* Task instructions:
Below is a listing; reproduce each line of it exactly.

* Records provided:

# # # #

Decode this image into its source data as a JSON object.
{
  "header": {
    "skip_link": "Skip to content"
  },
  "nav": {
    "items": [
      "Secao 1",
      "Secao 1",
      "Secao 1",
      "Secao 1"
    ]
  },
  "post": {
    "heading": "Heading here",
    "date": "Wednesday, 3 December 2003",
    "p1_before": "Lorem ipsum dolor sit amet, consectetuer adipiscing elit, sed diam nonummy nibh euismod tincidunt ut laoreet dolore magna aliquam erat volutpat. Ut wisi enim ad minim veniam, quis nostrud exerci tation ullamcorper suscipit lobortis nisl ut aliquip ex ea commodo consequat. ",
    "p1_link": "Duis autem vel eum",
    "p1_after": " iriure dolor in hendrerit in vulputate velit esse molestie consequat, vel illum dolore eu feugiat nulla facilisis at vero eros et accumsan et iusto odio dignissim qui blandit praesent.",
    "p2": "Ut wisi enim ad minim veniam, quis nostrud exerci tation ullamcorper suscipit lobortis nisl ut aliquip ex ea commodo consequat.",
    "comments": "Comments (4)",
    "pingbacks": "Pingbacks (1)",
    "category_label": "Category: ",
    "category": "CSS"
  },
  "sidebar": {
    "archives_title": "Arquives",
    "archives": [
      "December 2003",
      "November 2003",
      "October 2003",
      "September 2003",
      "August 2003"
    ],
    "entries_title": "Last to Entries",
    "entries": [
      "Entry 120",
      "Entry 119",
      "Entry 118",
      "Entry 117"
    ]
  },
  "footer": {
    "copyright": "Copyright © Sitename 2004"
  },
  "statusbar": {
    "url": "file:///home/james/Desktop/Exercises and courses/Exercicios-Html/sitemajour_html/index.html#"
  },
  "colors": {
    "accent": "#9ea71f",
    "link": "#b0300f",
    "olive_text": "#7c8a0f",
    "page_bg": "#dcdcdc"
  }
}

# # # #

* Output of the exercise:
Decode this image into its source data as a JSON object.
{
  "header": {
    "skip_link": "Skip to content"
  },
  "nav": {
    "items": [
      "Secao 1",
      "Secao 1",
      "Secao 1",
      "Secao 1"
    ]
  },
  "post": {
    "heading": "Heading here",
    "date": "Wednesday, 3 December 2003",
    "p1_before": "Lorem ipsum dolor sit amet, consectetuer adipiscing elit, sed diam nonummy nibh euismod tincidunt ut laoreet dolore magna aliquam erat volutpat. Ut wisi enim ad minim veniam, quis nostrud exerci tation ullamcorper suscipit lobortis nisl ut aliquip ex ea commodo consequat. ",
    "p1_link": "Duis autem vel eum",
    "p1_after": " iriure dolor in hendrerit in vulputate velit esse molestie consequat, vel illum dolore eu feugiat nulla facilisis at vero eros et accumsan et iusto odio dignissim qui blandit praesent.",
    "p2": "Ut wisi enim ad minim veniam, quis nostrud exerci tation ullamcorper suscipit lobortis nisl ut aliquip ex ea commodo consequat.",
    "comments": "Comments (4)",
    "pingbacks": "Pingbacks (1)",
    "category_label": "Category: ",
    "category": "CSS"
  },
  "sidebar": {
    "archives_title": "Arquives",
    "archives": [
      "December 2003",
      "November 2003",
      "October 2003",
      "September 2003",
      "August 2003"
    ],
    "entries_title": "Last to Entries",
    "entries": [
      "Entry 120",
      "Entry 119",
      "Entry 118",
      "Entry 117"
    ]
  },
  "footer": {
    "copyright": "Copyright © Sitename 2004"
  },
  "statusbar": {
    "url": "file:///home/james/Desktop/Exercises and courses/Exercicios-Html/sitemajour_html/index.html#"
  },
  "colors": {
    "accent": "#9ea71f",
    "link": "#b0300f",
    "olive_text": "#7c8a0f",
    "page_bg": "#dcdcdc"
  }
}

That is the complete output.